Excerpts from a figure dataset:
■ ■ ■

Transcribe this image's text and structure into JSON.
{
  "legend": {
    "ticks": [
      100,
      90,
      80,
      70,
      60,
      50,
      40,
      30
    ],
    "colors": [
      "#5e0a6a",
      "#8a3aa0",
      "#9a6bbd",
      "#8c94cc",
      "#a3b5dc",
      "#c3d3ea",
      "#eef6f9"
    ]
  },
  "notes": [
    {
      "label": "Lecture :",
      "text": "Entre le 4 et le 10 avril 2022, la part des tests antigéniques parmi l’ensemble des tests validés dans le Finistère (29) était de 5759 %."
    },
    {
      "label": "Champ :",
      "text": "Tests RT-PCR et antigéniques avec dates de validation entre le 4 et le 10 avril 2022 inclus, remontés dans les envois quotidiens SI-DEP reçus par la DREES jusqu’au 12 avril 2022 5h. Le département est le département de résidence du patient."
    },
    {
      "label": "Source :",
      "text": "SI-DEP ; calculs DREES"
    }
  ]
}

■ ■ ■

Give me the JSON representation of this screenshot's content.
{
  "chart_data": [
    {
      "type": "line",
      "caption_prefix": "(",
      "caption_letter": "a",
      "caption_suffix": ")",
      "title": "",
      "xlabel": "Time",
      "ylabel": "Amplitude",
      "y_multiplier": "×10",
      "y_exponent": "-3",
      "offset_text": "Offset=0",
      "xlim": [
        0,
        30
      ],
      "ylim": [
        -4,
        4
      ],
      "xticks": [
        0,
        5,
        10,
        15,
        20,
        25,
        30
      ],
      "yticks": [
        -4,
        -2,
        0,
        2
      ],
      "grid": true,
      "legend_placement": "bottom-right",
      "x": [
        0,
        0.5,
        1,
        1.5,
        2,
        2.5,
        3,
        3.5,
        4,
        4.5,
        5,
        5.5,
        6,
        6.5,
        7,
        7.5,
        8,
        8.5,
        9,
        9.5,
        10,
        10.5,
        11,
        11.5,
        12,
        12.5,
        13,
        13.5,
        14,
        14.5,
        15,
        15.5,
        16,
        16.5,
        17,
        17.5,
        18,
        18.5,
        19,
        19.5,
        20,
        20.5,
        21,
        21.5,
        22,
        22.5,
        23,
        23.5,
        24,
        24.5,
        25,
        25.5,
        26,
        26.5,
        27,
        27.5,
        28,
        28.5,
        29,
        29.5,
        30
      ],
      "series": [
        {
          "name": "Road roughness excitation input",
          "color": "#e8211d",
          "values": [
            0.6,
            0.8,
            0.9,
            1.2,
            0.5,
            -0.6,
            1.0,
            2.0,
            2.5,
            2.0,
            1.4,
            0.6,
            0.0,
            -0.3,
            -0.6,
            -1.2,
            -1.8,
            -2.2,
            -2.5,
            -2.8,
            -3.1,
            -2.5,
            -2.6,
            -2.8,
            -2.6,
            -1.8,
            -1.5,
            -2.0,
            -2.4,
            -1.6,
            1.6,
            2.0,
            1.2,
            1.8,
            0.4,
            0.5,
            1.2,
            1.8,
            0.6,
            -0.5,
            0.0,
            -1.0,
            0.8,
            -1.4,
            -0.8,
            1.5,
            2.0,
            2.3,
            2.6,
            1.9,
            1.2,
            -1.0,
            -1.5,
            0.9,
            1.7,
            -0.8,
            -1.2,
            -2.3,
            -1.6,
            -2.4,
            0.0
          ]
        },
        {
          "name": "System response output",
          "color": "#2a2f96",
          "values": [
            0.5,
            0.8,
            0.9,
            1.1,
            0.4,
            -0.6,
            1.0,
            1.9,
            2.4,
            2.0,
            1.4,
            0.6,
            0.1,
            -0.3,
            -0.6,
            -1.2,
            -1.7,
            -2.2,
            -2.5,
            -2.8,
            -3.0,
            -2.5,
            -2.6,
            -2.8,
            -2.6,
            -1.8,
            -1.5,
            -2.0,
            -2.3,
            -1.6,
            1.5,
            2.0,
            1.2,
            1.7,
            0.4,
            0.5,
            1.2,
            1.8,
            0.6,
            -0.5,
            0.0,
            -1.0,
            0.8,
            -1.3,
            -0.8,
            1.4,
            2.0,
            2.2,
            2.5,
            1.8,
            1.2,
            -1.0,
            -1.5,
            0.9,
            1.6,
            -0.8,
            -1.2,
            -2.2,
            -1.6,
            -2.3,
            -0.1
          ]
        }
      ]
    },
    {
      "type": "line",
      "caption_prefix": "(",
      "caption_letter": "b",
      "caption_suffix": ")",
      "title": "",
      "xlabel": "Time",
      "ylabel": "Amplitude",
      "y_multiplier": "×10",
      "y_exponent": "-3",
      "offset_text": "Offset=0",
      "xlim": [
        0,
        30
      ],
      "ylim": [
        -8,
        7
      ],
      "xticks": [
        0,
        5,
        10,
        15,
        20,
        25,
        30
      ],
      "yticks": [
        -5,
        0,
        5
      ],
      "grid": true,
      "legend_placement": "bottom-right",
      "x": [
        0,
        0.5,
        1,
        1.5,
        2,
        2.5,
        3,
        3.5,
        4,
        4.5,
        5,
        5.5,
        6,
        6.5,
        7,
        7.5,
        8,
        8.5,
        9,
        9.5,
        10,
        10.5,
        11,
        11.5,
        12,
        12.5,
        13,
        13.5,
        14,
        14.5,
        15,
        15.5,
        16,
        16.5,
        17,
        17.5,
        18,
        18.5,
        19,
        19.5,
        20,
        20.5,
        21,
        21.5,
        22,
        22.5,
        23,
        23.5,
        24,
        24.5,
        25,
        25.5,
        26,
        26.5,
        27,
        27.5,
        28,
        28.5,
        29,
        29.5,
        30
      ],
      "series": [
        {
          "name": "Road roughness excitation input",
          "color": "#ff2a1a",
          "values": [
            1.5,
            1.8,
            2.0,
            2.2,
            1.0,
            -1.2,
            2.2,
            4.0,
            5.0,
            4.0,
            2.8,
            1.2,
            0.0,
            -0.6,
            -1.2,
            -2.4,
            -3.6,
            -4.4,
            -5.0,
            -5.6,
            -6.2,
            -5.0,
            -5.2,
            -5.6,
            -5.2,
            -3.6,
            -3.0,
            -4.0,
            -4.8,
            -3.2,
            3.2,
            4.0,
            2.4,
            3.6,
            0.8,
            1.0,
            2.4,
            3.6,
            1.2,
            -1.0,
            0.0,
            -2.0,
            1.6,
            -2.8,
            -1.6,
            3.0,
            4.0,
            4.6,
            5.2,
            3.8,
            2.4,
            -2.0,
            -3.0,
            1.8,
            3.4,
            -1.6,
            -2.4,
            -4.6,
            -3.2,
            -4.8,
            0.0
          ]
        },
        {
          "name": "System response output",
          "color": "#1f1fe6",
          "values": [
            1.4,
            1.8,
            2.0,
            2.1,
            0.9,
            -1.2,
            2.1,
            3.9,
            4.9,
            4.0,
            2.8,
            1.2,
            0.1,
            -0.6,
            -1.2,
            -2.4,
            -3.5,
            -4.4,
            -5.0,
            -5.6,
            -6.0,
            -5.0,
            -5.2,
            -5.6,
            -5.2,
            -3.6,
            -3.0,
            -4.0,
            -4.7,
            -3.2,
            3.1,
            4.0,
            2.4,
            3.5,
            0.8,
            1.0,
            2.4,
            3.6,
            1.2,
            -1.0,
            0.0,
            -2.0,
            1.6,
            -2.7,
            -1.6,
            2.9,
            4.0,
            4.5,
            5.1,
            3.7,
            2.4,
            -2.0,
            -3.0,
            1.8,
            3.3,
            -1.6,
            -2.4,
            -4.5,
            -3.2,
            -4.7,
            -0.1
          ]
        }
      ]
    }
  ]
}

■ ■ ■

Task description:
Extract every line of the records above that contains the word "DREES".

Completed exercise:
      "text": "Tests RT-PCR et antigéniques avec dates de validation entre le 4 et le 10 avril 2022 inclus, remontés dans les envois quotidiens SI-DEP reçus par la DREES jusqu’au 12 avril 2022 5h. Le département est le département de résidence du patient."
      "text": "SI-DEP ; calculs DREES"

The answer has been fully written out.